(Dataset rows)
□ □ □ □

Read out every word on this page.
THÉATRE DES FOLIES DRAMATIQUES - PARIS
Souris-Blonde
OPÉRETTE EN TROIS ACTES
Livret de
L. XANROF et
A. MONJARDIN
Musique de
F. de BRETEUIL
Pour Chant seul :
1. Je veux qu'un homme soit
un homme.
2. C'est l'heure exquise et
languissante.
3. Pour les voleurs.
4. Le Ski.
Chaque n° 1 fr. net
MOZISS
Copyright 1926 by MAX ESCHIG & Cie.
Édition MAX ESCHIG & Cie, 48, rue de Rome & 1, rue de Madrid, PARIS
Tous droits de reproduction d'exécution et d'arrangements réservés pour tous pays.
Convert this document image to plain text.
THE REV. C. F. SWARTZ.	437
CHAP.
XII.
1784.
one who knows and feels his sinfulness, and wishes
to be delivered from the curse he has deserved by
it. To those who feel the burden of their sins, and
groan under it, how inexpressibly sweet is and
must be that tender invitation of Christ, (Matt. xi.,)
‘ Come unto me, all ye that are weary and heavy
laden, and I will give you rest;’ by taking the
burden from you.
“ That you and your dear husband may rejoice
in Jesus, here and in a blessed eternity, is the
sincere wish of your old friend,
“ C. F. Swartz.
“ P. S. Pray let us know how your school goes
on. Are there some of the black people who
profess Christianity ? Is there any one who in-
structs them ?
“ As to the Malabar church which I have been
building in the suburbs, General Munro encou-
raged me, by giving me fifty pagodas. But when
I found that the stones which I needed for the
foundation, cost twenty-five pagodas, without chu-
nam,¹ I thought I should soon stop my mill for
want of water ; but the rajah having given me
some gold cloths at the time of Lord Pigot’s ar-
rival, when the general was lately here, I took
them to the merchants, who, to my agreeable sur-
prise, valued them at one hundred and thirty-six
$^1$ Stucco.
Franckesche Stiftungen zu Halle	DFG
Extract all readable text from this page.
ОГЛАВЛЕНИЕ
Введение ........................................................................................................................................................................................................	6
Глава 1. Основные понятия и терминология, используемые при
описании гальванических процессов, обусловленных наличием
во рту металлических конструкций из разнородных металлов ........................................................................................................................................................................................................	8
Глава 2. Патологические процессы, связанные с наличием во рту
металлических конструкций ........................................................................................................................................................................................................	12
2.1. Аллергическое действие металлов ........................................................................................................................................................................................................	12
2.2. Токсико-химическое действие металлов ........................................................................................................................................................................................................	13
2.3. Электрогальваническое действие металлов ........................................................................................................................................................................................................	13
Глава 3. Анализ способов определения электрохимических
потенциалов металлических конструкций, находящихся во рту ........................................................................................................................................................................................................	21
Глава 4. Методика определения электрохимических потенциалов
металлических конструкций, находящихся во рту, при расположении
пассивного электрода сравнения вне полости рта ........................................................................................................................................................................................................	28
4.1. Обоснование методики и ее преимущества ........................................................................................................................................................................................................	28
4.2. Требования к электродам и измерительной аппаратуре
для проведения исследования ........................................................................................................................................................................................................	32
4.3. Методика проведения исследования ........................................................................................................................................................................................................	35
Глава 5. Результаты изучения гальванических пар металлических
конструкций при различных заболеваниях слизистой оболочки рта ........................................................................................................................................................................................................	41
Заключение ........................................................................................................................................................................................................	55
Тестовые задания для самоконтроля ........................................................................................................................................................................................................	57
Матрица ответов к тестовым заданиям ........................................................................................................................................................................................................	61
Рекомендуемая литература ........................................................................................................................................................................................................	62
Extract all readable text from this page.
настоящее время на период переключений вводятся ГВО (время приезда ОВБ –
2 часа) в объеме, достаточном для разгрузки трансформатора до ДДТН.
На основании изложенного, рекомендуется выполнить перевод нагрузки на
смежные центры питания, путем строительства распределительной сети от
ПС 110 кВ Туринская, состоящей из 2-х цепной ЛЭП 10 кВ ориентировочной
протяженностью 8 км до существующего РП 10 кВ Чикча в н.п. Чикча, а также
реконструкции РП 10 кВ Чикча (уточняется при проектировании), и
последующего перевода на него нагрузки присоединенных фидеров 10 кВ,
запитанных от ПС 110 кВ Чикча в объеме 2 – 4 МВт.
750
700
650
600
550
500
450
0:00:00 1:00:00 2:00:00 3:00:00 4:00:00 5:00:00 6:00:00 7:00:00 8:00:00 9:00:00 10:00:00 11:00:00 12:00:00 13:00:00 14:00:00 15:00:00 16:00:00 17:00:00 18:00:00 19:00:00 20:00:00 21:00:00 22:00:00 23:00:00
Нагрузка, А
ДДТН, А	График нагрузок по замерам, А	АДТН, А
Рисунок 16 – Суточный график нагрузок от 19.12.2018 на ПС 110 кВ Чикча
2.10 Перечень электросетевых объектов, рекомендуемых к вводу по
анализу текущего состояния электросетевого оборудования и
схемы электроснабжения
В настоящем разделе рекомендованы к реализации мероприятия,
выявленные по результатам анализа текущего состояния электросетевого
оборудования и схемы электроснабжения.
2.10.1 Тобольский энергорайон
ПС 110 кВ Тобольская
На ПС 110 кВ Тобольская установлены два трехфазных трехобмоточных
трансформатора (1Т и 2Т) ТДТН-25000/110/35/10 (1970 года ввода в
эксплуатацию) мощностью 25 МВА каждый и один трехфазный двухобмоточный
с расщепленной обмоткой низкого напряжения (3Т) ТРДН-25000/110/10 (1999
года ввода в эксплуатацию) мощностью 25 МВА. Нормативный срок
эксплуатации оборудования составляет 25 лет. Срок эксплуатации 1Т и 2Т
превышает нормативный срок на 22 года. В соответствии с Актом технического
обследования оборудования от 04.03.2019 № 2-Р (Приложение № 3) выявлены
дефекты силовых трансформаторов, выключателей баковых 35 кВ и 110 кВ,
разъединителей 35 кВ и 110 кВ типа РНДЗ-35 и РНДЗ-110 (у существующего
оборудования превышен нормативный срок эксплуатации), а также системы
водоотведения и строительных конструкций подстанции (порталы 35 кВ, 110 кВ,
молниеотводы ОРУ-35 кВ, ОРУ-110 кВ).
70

□ □ □ □

### Goal:
From the records above, pull out each line that has "электроснабжения".

### Full answer:
схемы электроснабжения
оборудования и схемы электроснабжения.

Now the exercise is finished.